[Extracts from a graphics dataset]
* Begin *
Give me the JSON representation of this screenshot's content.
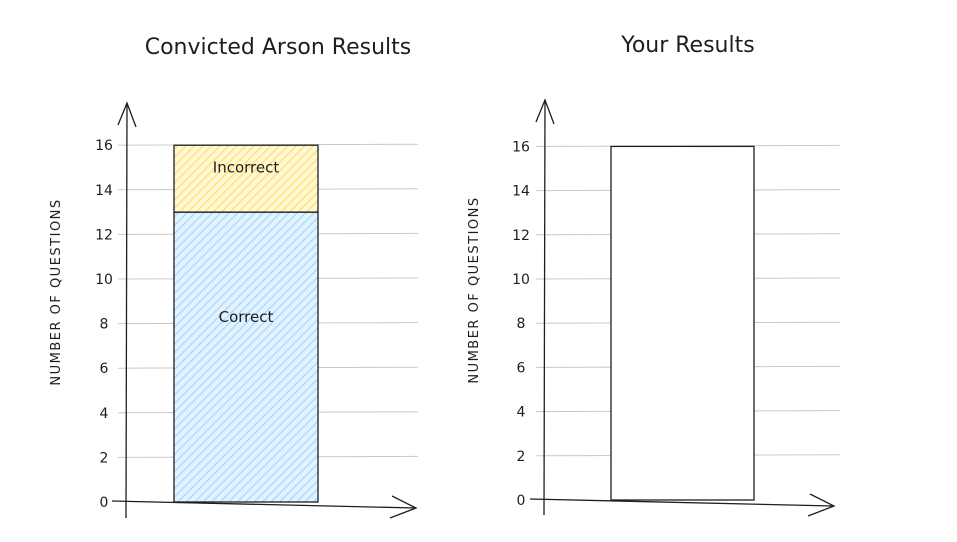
{
  "chart_data": [
    {
      "type": "bar",
      "stacked": true,
      "title": "Convicted Arson Results",
      "ylabel": "NUMBER OF QUESTIONS",
      "yticks": [
        0,
        2,
        4,
        6,
        8,
        10,
        12,
        14,
        16
      ],
      "ylim": [
        0,
        16
      ],
      "grid": true,
      "segments": [
        {
          "label": "Correct",
          "value": 13,
          "color": "#a5d8ff"
        },
        {
          "label": "Incorrect",
          "value": 3,
          "color": "#ffec99"
        }
      ]
    },
    {
      "type": "bar",
      "stacked": true,
      "title": "Your Results",
      "ylabel": "NUMBER OF QUESTIONS",
      "yticks": [
        0,
        2,
        4,
        6,
        8,
        10,
        12,
        14,
        16
      ],
      "ylim": [
        0,
        16
      ],
      "grid": true,
      "segments": [
        {
          "label": "",
          "value": 16,
          "color": "#ffffff"
        }
      ]
    }
  ]
}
* End *
GOAL OF THE EXERCISE
Using the data above, print every line exactly, omitting pictures.

THE REPLY
Give me the JSON representation of this screenshot's content.
{
  "chart_data": [
    {
      "type": "bar",
      "stacked": true,
      "title": "Convicted Arson Results",
      "ylabel": "NUMBER OF QUESTIONS",
      "yticks": [
        0,
        2,
        4,
        6,
        8,
        10,
        12,
        14,
        16
      ],
      "ylim": [
        0,
        16
      ],
      "grid": true,
      "segments": [
        {
          "label": "Correct",
          "value": 13,
          "color": "#a5d8ff"
        },
        {
          "label": "Incorrect",
          "value": 3,
          "color": "#ffec99"
        }
      ]
    },
    {
      "type": "bar",
      "stacked": true,
      "title": "Your Results",
      "ylabel": "NUMBER OF QUESTIONS",
      "yticks": [
        0,
        2,
        4,
        6,
        8,
        10,
        12,
        14,
        16
      ],
      "ylim": [
        0,
        16
      ],
      "grid": true,
      "segments": [
        {
          "label": "",
          "value": 16,
          "color": "#ffffff"
        }
      ]
    }
  ]
}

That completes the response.